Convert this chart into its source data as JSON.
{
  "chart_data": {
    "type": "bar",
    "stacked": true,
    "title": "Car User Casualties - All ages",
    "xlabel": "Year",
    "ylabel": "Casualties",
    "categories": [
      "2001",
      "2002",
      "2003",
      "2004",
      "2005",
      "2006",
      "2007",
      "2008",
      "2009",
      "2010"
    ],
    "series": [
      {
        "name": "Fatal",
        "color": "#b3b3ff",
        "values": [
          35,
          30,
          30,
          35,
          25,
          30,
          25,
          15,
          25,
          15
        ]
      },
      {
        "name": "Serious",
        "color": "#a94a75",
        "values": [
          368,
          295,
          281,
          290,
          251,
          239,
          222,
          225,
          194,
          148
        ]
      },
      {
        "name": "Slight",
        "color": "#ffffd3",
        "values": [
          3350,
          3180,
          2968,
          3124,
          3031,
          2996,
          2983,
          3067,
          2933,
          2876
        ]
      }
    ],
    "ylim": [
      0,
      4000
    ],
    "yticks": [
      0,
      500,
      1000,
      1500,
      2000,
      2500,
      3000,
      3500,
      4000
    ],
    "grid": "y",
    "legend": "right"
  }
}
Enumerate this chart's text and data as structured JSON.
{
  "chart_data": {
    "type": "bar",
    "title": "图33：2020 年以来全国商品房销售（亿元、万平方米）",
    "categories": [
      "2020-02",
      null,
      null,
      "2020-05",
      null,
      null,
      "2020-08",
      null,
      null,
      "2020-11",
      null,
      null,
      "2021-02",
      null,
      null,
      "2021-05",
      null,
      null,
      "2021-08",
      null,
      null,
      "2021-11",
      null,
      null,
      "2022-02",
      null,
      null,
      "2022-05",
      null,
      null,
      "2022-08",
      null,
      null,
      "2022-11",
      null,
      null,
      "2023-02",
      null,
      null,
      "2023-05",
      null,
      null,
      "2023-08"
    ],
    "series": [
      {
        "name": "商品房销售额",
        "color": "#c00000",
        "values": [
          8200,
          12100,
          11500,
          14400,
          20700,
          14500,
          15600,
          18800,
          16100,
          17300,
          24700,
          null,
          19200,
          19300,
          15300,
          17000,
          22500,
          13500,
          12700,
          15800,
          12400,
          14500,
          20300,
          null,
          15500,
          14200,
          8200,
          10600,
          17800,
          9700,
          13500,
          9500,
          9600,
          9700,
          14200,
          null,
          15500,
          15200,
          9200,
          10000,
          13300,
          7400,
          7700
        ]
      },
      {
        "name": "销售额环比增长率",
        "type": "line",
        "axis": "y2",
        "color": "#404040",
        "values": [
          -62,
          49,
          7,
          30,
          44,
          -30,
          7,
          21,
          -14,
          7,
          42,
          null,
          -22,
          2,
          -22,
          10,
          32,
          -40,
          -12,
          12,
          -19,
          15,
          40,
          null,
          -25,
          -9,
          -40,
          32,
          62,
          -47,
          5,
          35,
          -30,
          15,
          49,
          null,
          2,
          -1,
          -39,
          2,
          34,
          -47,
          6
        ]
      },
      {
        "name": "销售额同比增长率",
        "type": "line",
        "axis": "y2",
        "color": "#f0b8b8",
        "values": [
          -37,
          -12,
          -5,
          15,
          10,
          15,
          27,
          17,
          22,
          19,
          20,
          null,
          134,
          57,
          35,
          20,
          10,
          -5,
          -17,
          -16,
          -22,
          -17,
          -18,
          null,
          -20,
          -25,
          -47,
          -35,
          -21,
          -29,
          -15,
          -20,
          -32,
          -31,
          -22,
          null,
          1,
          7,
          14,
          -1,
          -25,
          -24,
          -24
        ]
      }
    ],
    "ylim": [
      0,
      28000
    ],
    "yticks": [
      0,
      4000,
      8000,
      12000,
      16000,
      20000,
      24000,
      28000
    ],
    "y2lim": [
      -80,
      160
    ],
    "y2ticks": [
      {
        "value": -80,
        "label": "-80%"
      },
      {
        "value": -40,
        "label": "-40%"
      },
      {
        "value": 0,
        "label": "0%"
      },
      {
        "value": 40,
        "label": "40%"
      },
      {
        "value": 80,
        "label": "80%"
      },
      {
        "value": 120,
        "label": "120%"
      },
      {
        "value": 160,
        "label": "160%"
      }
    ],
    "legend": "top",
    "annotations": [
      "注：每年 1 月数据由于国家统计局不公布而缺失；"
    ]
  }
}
•••••
▶ **TASK INSTRUCTIONS**
Repeat all of the entries exactly.

▶ **WORKED SOLUTION**
Convert this chart into its source data as JSON.
{
  "chart_data": {
    "type": "bar",
    "stacked": true,
    "title": "Car User Casualties - All ages",
    "xlabel": "Year",
    "ylabel": "Casualties",
    "categories": [
      "2001",
      "2002",
      "2003",
      "2004",
      "2005",
      "2006",
      "2007",
      "2008",
      "2009",
      "2010"
    ],
    "series": [
      {
        "name": "Fatal",
        "color": "#b3b3ff",
        "values": [
          35,
          30,
          30,
          35,
          25,
          30,
          25,
          15,
          25,
          15
        ]
      },
      {
        "name": "Serious",
        "color": "#a94a75",
        "values": [
          368,
          295,
          281,
          290,
          251,
          239,
          222,
          225,
          194,
          148
        ]
      },
      {
        "name": "Slight",
        "color": "#ffffd3",
        "values": [
          3350,
          3180,
          2968,
          3124,
          3031,
          2996,
          2983,
          3067,
          2933,
          2876
        ]
      }
    ],
    "ylim": [
      0,
      4000
    ],
    "yticks": [
      0,
      500,
      1000,
      1500,
      2000,
      2500,
      3000,
      3500,
      4000
    ],
    "grid": "y",
    "legend": "right"
  }
}
Enumerate this chart's text and data as structured JSON.
{
  "chart_data": {
    "type": "bar",
    "title": "图33：2020 年以来全国商品房销售（亿元、万平方米）",
    "categories": [
      "2020-02",
      null,
      null,
      "2020-05",
      null,
      null,
      "2020-08",
      null,
      null,
      "2020-11",
      null,
      null,
      "2021-02",
      null,
      null,
      "2021-05",
      null,
      null,
      "2021-08",
      null,
      null,
      "2021-11",
      null,
      null,
      "2022-02",
      null,
      null,
      "2022-05",
      null,
      null,
      "2022-08",
      null,
      null,
      "2022-11",
      null,
      null,
      "2023-02",
      null,
      null,
      "2023-05",
      null,
      null,
      "2023-08"
    ],
    "series": [
      {
        "name": "商品房销售额",
        "color": "#c00000",
        "values": [
          8200,
          12100,
          11500,
          14400,
          20700,
          14500,
          15600,
          18800,
          16100,
          17300,
          24700,
          null,
          19200,
          19300,
          15300,
          17000,
          22500,
          13500,
          12700,
          15800,
          12400,
          14500,
          20300,
          null,
          15500,
          14200,
          8200,
          10600,
          17800,
          9700,
          13500,
          9500,
          9600,
          9700,
          14200,
          null,
          15500,
          15200,
          9200,
          10000,
          13300,
          7400,
          7700
        ]
      },
      {
        "name": "销售额环比增长率",
        "type": "line",
        "axis": "y2",
        "color": "#404040",
        "values": [
          -62,
          49,
          7,
          30,
          44,
          -30,
          7,
          21,
          -14,
          7,
          42,
          null,
          -22,
          2,
          -22,
          10,
          32,
          -40,
          -12,
          12,
          -19,
          15,
          40,
          null,
          -25,
          -9,
          -40,
          32,
          62,
          -47,
          5,
          35,
          -30,
          15,
          49,
          null,
          2,
          -1,
          -39,
          2,
          34,
          -47,
          6
        ]
      },
      {
        "name": "销售额同比增长率",
        "type": "line",
        "axis": "y2",
        "color": "#f0b8b8",
        "values": [
          -37,
          -12,
          -5,
          15,
          10,
          15,
          27,
          17,
          22,
          19,
          20,
          null,
          134,
          57,
          35,
          20,
          10,
          -5,
          -17,
          -16,
          -22,
          -17,
          -18,
          null,
          -20,
          -25,
          -47,
          -35,
          -21,
          -29,
          -15,
          -20,
          -32,
          -31,
          -22,
          null,
          1,
          7,
          14,
          -1,
          -25,
          -24,
          -24
        ]
      }
    ],
    "ylim": [
      0,
      28000
    ],
    "yticks": [
      0,
      4000,
      8000,
      12000,
      16000,
      20000,
      24000,
      28000
    ],
    "y2lim": [
      -80,
      160
    ],
    "y2ticks": [
      {
        "value": -80,
        "label": "-80%"
      },
      {
        "value": -40,
        "label": "-40%"
      },
      {
        "value": 0,
        "label": "0%"
      },
      {
        "value": 40,
        "label": "40%"
      },
      {
        "value": 80,
        "label": "80%"
      },
      {
        "value": 120,
        "label": "120%"
      },
      {
        "value": 160,
        "label": "160%"
      }
    ],
    "legend": "top",
    "annotations": [
      "注：每年 1 月数据由于国家统计局不公布而缺失；"
    ]
  }
}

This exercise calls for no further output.